## [What you should do]
Present every line in which the string "amplitude" appears.

+++ Stored records

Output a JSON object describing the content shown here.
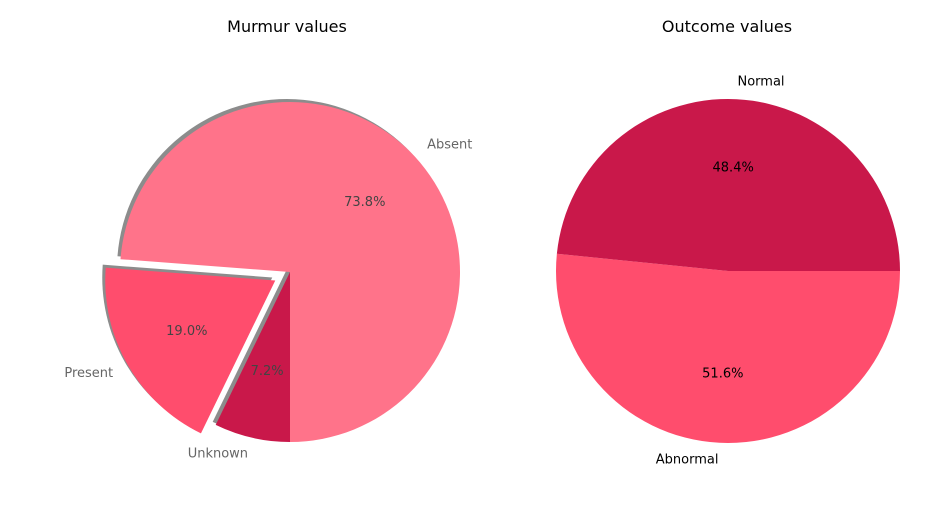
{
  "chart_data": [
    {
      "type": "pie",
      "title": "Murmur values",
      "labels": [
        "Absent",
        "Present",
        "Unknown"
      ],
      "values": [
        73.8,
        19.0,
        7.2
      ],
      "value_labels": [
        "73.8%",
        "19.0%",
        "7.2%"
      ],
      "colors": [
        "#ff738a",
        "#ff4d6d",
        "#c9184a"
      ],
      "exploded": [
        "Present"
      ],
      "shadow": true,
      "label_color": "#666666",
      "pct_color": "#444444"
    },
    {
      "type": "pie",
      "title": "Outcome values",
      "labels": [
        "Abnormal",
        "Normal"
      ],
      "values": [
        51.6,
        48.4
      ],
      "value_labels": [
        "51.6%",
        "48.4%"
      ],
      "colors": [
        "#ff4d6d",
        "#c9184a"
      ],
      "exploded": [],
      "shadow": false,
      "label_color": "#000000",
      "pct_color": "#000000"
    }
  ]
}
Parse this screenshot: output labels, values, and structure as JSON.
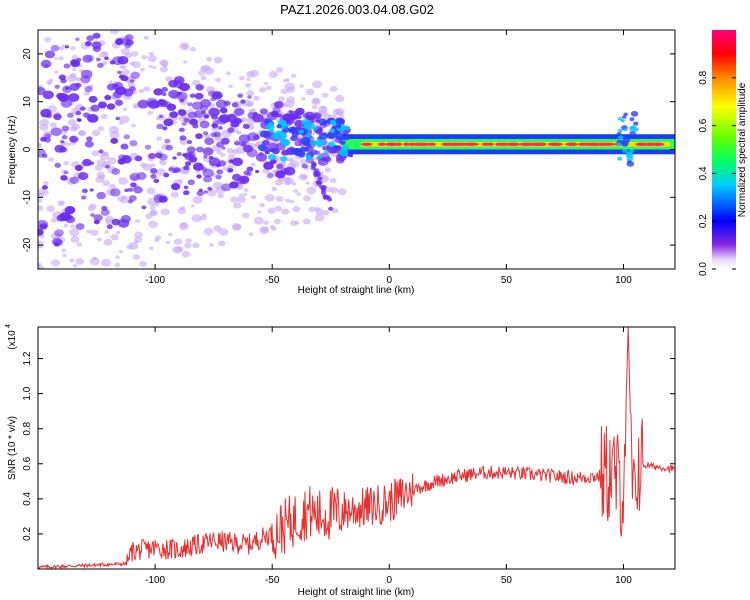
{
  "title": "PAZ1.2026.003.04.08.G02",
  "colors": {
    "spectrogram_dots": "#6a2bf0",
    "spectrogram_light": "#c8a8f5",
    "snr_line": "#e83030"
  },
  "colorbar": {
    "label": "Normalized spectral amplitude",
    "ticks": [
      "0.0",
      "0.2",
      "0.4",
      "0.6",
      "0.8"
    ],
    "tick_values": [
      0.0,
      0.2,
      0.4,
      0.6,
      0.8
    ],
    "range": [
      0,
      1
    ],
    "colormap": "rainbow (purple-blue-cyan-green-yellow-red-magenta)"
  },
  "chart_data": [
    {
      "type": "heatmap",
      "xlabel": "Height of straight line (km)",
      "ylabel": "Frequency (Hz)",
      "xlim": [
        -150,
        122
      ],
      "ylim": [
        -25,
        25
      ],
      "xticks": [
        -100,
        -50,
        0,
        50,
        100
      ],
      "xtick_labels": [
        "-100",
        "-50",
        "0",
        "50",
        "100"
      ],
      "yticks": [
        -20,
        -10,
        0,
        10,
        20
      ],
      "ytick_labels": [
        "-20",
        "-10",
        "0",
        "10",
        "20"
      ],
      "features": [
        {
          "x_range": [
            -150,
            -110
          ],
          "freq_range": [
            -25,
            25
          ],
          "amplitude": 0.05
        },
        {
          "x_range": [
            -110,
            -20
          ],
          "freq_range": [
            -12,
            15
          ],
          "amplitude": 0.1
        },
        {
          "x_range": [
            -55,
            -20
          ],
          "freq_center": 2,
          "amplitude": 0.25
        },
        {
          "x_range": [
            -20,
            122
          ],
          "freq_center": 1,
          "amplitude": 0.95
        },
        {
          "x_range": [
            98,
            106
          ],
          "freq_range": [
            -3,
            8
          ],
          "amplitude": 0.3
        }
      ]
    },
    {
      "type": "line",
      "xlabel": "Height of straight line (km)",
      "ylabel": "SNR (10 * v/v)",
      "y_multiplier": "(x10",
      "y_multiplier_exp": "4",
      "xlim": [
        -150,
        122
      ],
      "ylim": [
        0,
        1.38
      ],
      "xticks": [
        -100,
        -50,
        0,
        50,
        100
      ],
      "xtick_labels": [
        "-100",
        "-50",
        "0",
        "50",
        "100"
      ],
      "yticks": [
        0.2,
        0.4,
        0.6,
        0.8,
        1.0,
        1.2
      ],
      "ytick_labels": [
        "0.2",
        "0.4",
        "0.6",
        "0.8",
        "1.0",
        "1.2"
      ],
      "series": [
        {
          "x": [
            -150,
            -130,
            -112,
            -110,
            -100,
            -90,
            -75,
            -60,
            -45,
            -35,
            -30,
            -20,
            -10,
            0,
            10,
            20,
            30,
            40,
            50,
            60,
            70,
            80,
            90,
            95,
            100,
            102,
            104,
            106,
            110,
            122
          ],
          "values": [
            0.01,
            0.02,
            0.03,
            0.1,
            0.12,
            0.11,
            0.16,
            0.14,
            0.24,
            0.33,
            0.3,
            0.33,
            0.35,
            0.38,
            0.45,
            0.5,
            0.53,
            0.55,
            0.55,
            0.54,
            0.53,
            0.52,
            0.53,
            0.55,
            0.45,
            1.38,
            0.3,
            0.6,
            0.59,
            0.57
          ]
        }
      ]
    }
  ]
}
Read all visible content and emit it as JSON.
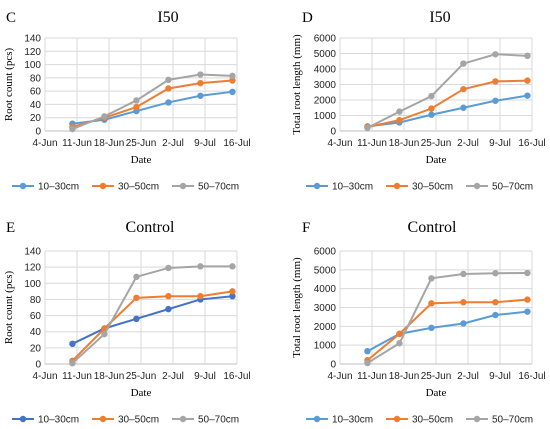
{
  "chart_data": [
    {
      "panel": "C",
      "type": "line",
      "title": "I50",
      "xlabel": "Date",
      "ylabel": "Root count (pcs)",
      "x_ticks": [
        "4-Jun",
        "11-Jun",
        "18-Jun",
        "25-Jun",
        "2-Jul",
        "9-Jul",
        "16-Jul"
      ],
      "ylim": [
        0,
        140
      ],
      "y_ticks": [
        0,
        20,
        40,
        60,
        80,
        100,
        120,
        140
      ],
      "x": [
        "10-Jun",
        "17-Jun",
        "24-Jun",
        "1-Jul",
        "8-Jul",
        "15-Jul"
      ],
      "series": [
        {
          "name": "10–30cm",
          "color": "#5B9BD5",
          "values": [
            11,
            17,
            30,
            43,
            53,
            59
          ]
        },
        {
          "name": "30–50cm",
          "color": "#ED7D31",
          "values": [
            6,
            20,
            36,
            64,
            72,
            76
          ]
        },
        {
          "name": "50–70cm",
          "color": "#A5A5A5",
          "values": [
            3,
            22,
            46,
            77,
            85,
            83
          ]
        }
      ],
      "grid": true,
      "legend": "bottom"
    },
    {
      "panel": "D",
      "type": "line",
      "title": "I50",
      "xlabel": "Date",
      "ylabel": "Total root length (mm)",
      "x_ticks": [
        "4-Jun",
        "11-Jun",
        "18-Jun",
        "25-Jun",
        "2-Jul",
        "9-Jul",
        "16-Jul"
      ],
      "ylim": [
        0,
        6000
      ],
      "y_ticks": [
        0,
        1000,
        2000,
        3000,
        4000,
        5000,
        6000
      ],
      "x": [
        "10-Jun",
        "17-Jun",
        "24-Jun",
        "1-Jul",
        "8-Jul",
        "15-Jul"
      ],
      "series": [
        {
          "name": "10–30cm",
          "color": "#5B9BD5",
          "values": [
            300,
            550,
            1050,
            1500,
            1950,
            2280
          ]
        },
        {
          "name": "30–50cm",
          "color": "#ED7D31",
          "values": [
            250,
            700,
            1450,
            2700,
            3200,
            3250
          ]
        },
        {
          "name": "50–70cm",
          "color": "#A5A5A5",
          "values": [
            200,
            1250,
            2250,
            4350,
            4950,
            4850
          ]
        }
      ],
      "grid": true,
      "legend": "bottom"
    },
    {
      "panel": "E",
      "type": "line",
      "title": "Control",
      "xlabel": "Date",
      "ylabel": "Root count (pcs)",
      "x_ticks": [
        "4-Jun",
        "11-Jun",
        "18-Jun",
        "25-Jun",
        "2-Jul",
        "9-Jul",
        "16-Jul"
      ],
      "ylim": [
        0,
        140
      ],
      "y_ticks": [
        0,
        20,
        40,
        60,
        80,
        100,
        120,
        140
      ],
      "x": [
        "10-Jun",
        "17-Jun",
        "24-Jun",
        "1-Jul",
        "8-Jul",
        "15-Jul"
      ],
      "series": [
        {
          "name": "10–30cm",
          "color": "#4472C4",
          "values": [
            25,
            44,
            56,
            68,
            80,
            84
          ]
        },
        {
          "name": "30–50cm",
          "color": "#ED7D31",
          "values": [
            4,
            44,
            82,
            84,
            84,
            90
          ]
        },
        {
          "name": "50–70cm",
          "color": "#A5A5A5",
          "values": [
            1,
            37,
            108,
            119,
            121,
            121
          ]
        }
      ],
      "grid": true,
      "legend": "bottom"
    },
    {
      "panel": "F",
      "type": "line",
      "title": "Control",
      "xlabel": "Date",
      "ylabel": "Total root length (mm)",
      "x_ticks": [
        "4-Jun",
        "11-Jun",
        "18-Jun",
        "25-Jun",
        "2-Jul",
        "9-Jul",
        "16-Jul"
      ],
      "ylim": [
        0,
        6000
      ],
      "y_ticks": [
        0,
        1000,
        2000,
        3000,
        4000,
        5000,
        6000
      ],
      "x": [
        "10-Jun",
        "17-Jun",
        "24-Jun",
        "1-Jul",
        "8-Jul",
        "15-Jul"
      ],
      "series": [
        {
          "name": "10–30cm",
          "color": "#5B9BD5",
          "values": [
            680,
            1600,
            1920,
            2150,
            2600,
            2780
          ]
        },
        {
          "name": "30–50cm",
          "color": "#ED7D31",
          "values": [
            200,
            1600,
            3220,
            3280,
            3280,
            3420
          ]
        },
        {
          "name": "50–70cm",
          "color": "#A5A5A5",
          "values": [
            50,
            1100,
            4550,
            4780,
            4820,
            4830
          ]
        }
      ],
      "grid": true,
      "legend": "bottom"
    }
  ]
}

++++++

## [Solution for this task]
    "label": "Normalized spectral amplitude",
          "amplitude": 0.05
          "amplitude": 0.1
          "amplitude": 0.25
          "amplitude": 0.95
          "amplitude": 0.3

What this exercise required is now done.